__Problem requirements__
Please write the listing below out again exactly, leaving every picture behind.

(Collection entries)
"""

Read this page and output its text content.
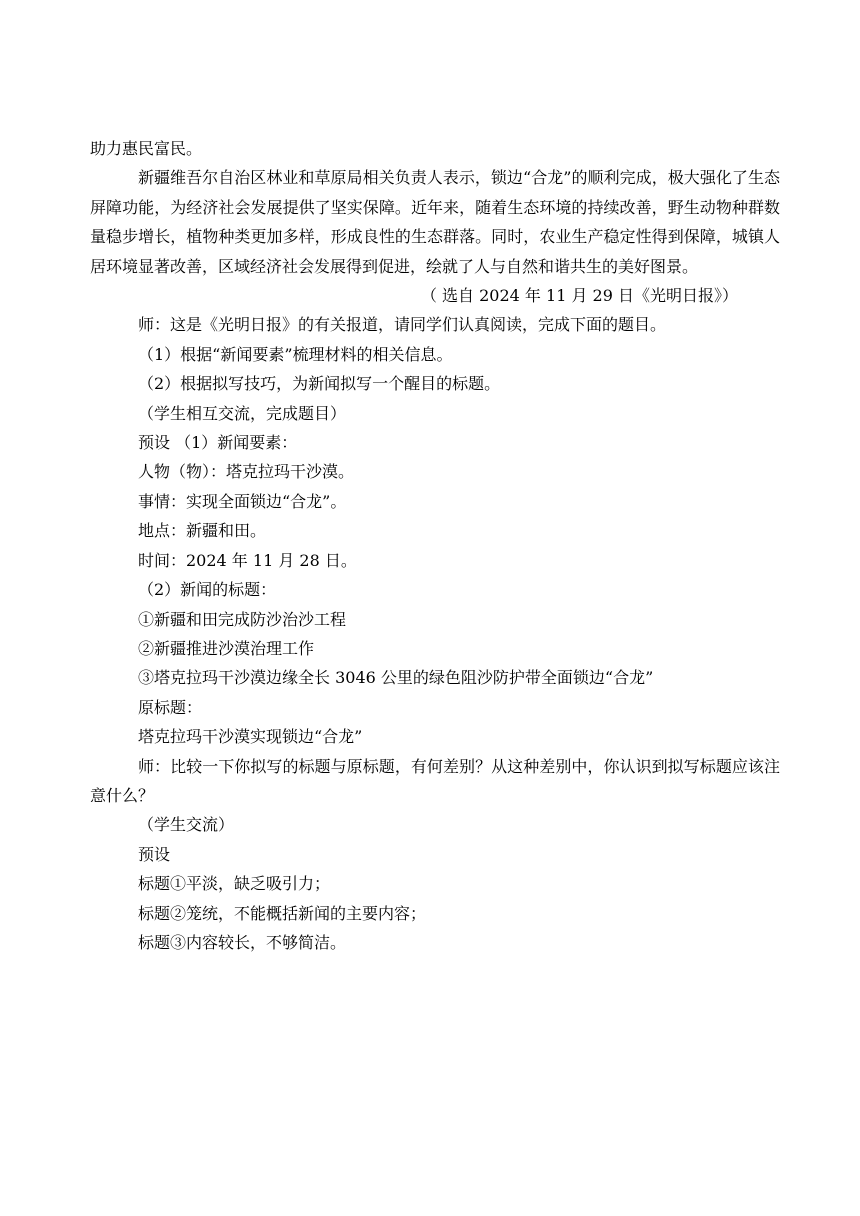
助力惠民富民。

新疆维吾尔自治区林业和草原局相关负责人表示，锁边“合龙”的顺利完成，极大强化了生态屏障功能，为经济社会发展提供了坚实保障。近年来，随着生态环境的持续改善，野生动物种群数量稳步增长，植物种类更加多样，形成良性的生态群落。同时，农业生产稳定性得到保障，城镇人居环境显著改善，区域经济社会发展得到促进，绘就了人与自然和谐共生的美好图景。

（ 选自 2024 年 11 月 29 日《光明日报》）

师：这是《光明日报》的有关报道，请同学们认真阅读，完成下面的题目。

（1）根据“新闻要素”梳理材料的相关信息。

（2）根据拟写技巧，为新闻拟写一个醒目的标题。

（学生相互交流，完成题目）

预设 （1）新闻要素：

人物（物）：塔克拉玛干沙漠。

事情：实现全面锁边“合龙”。

地点：新疆和田。

时间：2024 年 11 月 28 日。

（2）新闻的标题：

①新疆和田完成防沙治沙工程

②新疆推进沙漠治理工作

③塔克拉玛干沙漠边缘全长 3046 公里的绿色阻沙防护带全面锁边“合龙”

原标题：

塔克拉玛干沙漠实现锁边“合龙”

师：比较一下你拟写的标题与原标题，有何差别？从这种差别中，你认识到拟写标题应该注意什么？

（学生交流）

预设

标题①平淡，缺乏吸引力；

标题②笼统，不能概括新闻的主要内容；

标题③内容较长，不够简洁。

"""

__The answer__
Read this page and output its text content.
助力惠民富民。

新疆维吾尔自治区林业和草原局相关负责人表示，锁边“合龙”的顺利完成，极大强化了生态屏障功能，为经济社会发展提供了坚实保障。近年来，随着生态环境的持续改善，野生动物种群数量稳步增长，植物种类更加多样，形成良性的生态群落。同时，农业生产稳定性得到保障，城镇人居环境显著改善，区域经济社会发展得到促进，绘就了人与自然和谐共生的美好图景。

（ 选自 2024 年 11 月 29 日《光明日报》）

师：这是《光明日报》的有关报道，请同学们认真阅读，完成下面的题目。

（1）根据“新闻要素”梳理材料的相关信息。

（2）根据拟写技巧，为新闻拟写一个醒目的标题。

（学生相互交流，完成题目）

预设 （1）新闻要素：

人物（物）：塔克拉玛干沙漠。

事情：实现全面锁边“合龙”。

地点：新疆和田。

时间：2024 年 11 月 28 日。

（2）新闻的标题：

①新疆和田完成防沙治沙工程

②新疆推进沙漠治理工作

③塔克拉玛干沙漠边缘全长 3046 公里的绿色阻沙防护带全面锁边“合龙”

原标题：

塔克拉玛干沙漠实现锁边“合龙”

师：比较一下你拟写的标题与原标题，有何差别？从这种差别中，你认识到拟写标题应该注意什么？

（学生交流）

预设

标题①平淡，缺乏吸引力；

标题②笼统，不能概括新闻的主要内容；

标题③内容较长，不够简洁。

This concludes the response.